[Stored data entries]
* START *

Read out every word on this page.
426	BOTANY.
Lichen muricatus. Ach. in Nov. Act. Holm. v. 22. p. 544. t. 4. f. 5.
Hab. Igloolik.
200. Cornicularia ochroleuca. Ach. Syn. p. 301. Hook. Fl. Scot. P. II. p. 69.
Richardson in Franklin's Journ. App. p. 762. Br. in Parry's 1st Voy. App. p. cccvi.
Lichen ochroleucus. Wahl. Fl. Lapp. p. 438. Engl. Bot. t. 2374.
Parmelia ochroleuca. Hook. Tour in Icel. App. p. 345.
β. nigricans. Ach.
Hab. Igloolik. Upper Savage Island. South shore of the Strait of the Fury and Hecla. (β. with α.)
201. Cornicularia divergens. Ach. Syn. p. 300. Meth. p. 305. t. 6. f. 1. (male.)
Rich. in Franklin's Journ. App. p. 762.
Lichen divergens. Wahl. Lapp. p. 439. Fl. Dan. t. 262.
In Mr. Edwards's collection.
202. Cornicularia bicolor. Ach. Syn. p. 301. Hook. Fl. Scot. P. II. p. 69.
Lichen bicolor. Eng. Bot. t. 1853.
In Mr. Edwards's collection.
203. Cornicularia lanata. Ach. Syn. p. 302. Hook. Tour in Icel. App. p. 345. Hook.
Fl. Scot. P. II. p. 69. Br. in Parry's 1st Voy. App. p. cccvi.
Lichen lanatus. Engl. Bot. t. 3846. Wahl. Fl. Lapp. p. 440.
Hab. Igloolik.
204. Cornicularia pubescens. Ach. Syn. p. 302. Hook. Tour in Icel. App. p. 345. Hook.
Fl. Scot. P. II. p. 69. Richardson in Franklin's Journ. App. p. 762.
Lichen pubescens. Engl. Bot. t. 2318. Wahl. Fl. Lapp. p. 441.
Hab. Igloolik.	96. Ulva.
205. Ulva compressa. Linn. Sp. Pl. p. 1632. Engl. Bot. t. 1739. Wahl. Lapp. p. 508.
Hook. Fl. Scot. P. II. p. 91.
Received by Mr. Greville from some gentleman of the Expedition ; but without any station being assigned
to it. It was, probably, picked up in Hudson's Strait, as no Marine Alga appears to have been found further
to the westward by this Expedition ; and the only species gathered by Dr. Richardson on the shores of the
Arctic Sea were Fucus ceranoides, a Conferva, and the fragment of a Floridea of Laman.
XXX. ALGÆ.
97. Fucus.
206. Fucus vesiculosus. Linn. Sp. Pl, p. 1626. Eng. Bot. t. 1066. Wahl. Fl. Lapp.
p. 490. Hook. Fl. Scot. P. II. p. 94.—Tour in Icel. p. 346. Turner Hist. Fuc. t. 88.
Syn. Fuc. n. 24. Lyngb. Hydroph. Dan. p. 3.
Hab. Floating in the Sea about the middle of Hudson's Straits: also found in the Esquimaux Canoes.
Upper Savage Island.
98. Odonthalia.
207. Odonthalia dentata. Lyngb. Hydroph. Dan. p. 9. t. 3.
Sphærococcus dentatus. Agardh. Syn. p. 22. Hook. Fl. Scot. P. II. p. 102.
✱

* END *

(What is needed): Repeat all of the entries exactly.

(Solution below):
Read out every word on this page.
426	BOTANY.
Lichen muricatus. Ach. in Nov. Act. Holm. v. 22. p. 544. t. 4. f. 5.
Hab. Igloolik.
200. Cornicularia ochroleuca. Ach. Syn. p. 301. Hook. Fl. Scot. P. II. p. 69.
Richardson in Franklin's Journ. App. p. 762. Br. in Parry's 1st Voy. App. p. cccvi.
Lichen ochroleucus. Wahl. Fl. Lapp. p. 438. Engl. Bot. t. 2374.
Parmelia ochroleuca. Hook. Tour in Icel. App. p. 345.
β. nigricans. Ach.
Hab. Igloolik. Upper Savage Island. South shore of the Strait of the Fury and Hecla. (β. with α.)
201. Cornicularia divergens. Ach. Syn. p. 300. Meth. p. 305. t. 6. f. 1. (male.)
Rich. in Franklin's Journ. App. p. 762.
Lichen divergens. Wahl. Lapp. p. 439. Fl. Dan. t. 262.
In Mr. Edwards's collection.
202. Cornicularia bicolor. Ach. Syn. p. 301. Hook. Fl. Scot. P. II. p. 69.
Lichen bicolor. Eng. Bot. t. 1853.
In Mr. Edwards's collection.
203. Cornicularia lanata. Ach. Syn. p. 302. Hook. Tour in Icel. App. p. 345. Hook.
Fl. Scot. P. II. p. 69. Br. in Parry's 1st Voy. App. p. cccvi.
Lichen lanatus. Engl. Bot. t. 3846. Wahl. Fl. Lapp. p. 440.
Hab. Igloolik.
204. Cornicularia pubescens. Ach. Syn. p. 302. Hook. Tour in Icel. App. p. 345. Hook.
Fl. Scot. P. II. p. 69. Richardson in Franklin's Journ. App. p. 762.
Lichen pubescens. Engl. Bot. t. 2318. Wahl. Fl. Lapp. p. 441.
Hab. Igloolik.	96. Ulva.
205. Ulva compressa. Linn. Sp. Pl. p. 1632. Engl. Bot. t. 1739. Wahl. Lapp. p. 508.
Hook. Fl. Scot. P. II. p. 91.
Received by Mr. Greville from some gentleman of the Expedition ; but without any station being assigned
to it. It was, probably, picked up in Hudson's Strait, as no Marine Alga appears to have been found further
to the westward by this Expedition ; and the only species gathered by Dr. Richardson on the shores of the
Arctic Sea were Fucus ceranoides, a Conferva, and the fragment of a Floridea of Laman.
XXX. ALGÆ.
97. Fucus.
206. Fucus vesiculosus. Linn. Sp. Pl, p. 1626. Eng. Bot. t. 1066. Wahl. Fl. Lapp.
p. 490. Hook. Fl. Scot. P. II. p. 94.—Tour in Icel. p. 346. Turner Hist. Fuc. t. 88.
Syn. Fuc. n. 24. Lyngb. Hydroph. Dan. p. 3.
Hab. Floating in the Sea about the middle of Hudson's Straits: also found in the Esquimaux Canoes.
Upper Savage Island.
98. Odonthalia.
207. Odonthalia dentata. Lyngb. Hydroph. Dan. p. 9. t. 3.
Sphærococcus dentatus. Agardh. Syn. p. 22. Hook. Fl. Scot. P. II. p. 102.
✱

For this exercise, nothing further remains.